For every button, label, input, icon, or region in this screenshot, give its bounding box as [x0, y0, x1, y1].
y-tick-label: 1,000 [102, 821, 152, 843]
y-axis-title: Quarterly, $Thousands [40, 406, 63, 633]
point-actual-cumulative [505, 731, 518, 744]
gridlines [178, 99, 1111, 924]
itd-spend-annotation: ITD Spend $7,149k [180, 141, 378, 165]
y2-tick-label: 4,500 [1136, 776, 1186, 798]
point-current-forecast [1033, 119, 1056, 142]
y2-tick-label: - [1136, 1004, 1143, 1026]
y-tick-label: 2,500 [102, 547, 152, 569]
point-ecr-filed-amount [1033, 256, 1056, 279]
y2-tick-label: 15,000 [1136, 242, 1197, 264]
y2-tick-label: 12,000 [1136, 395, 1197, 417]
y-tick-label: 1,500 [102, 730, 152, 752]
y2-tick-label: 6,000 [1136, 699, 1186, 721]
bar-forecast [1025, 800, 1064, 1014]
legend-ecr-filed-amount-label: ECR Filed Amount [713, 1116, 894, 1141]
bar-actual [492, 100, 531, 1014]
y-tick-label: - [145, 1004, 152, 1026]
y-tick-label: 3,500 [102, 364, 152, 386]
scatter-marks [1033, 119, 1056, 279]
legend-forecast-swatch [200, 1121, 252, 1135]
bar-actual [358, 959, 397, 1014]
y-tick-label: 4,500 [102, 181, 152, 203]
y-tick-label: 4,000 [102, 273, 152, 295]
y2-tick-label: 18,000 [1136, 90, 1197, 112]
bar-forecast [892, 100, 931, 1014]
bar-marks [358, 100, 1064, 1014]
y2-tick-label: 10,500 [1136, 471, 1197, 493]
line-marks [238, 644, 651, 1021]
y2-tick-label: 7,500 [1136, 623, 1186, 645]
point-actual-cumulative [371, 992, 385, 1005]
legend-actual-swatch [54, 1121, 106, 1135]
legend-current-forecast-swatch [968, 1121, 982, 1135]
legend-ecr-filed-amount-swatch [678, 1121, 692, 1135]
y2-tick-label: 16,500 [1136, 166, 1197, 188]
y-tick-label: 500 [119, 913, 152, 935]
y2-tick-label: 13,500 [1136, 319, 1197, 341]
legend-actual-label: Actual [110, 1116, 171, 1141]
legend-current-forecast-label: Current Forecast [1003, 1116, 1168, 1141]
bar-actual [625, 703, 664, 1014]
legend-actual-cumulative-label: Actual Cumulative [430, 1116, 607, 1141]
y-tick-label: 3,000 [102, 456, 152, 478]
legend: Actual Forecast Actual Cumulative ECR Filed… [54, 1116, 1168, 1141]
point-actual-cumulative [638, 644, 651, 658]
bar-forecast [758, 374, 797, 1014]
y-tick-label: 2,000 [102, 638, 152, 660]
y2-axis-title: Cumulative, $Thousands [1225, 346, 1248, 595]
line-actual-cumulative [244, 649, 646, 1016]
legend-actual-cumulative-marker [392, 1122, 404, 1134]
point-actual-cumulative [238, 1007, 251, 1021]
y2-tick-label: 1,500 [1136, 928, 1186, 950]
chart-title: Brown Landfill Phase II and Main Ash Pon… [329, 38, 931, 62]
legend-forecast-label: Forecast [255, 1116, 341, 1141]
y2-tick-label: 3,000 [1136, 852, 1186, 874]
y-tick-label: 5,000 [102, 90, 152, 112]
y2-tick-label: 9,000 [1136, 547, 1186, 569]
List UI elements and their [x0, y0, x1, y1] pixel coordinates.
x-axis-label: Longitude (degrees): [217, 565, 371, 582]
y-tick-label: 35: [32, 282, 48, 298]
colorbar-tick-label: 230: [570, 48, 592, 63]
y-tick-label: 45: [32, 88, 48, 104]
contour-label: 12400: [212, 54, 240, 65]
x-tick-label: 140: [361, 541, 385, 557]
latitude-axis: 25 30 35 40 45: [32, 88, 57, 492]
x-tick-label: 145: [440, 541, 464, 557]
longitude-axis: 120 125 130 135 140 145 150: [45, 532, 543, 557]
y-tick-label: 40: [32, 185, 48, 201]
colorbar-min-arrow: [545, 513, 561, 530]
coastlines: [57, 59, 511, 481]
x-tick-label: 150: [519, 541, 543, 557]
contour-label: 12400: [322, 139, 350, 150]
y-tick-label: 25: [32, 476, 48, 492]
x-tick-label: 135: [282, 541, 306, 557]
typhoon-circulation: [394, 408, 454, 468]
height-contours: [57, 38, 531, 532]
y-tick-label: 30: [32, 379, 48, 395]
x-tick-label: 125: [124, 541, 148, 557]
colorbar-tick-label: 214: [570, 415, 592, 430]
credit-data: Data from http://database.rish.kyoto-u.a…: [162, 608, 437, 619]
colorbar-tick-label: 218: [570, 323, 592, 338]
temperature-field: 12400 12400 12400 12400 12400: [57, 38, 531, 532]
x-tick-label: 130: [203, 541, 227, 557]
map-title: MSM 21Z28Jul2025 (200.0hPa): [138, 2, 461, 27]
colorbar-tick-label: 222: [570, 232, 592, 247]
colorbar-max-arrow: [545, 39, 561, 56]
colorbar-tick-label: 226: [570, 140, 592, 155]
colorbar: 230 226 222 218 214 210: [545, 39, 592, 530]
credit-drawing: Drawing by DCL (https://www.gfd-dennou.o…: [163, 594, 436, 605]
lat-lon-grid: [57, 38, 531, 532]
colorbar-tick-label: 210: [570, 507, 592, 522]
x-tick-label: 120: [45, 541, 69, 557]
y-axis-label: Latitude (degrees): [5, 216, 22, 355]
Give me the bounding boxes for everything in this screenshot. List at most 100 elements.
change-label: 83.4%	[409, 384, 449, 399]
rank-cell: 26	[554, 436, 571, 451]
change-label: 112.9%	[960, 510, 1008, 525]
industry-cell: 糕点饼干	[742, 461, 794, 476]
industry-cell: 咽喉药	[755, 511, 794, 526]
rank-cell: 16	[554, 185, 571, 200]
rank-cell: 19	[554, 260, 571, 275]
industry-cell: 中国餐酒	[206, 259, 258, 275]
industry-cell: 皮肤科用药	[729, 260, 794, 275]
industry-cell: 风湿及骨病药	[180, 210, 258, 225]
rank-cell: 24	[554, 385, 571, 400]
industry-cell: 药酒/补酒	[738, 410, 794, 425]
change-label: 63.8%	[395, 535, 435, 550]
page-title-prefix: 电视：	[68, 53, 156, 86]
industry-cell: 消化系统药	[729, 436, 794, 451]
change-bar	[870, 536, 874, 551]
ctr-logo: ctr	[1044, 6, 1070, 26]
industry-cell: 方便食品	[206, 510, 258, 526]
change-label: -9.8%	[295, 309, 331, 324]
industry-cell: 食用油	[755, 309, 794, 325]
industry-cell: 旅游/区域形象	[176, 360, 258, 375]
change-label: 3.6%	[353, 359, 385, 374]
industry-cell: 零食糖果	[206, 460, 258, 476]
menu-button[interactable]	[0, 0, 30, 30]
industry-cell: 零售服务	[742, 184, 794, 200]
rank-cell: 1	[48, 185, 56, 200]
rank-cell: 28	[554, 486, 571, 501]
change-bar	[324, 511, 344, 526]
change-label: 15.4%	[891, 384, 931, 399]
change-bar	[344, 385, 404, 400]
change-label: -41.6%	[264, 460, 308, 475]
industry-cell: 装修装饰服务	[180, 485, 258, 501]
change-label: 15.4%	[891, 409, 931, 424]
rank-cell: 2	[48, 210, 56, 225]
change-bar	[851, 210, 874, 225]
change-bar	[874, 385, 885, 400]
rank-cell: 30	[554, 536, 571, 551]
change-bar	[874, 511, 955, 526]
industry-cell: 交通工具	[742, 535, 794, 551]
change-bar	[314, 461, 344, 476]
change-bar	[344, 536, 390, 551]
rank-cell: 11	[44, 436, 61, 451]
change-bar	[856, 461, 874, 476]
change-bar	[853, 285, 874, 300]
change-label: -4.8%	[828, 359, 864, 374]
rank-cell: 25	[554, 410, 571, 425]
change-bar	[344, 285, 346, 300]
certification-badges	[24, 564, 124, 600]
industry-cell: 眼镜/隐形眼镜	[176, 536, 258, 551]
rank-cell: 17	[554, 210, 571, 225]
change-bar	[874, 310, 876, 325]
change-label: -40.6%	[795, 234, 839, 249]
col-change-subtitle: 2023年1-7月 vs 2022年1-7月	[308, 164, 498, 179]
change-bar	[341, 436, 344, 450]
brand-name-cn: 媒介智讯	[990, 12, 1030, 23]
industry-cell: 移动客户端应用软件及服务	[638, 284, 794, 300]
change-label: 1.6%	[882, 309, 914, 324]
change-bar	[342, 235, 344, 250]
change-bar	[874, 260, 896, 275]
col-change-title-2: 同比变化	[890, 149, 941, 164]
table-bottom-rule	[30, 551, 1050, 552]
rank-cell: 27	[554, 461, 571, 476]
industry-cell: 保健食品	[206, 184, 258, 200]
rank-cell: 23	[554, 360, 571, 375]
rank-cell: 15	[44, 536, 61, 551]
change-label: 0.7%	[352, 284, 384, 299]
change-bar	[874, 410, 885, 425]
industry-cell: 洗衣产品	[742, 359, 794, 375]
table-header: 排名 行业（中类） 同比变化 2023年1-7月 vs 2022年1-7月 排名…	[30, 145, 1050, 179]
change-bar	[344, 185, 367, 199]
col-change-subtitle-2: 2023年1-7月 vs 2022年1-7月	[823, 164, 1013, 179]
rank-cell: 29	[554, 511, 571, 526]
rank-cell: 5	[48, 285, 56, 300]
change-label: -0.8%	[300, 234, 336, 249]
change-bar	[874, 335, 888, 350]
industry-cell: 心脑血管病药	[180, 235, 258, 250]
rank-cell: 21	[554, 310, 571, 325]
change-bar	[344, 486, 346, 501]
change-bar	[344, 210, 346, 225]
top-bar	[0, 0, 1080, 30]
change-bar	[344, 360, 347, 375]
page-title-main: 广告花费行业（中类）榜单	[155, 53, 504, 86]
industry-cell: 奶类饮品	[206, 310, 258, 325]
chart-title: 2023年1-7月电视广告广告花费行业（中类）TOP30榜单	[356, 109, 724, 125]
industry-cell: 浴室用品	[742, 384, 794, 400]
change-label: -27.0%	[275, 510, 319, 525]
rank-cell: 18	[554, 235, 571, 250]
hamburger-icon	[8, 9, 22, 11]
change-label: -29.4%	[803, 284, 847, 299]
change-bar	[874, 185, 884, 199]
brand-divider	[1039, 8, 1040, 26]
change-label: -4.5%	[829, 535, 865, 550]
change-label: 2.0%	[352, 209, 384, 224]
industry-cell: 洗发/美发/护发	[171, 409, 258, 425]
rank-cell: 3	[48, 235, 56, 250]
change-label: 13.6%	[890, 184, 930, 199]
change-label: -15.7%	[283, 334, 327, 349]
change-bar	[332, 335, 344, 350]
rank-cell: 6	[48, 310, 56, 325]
########
§ **Stated exercise**: Reproduce everything from the start of the rows down to the line containing "y2-tick-label: 4,500 [1136, 776, 1186, 798]", putting "Annual" in place of "Quarterly" and leaving all else unchanged.

§ **Solved problem**:
For every button, label, input, icon, or region in this screenshot, give its bounding box as [x0, y0, x1, y1].
y-tick-label: 1,000 [102, 821, 152, 843]
y-axis-title: Annual, $Thousands [40, 406, 63, 633]
point-actual-cumulative [505, 731, 518, 744]
gridlines [178, 99, 1111, 924]
itd-spend-annotation: ITD Spend $7,149k [180, 141, 378, 165]
y2-tick-label: 4,500 [1136, 776, 1186, 798]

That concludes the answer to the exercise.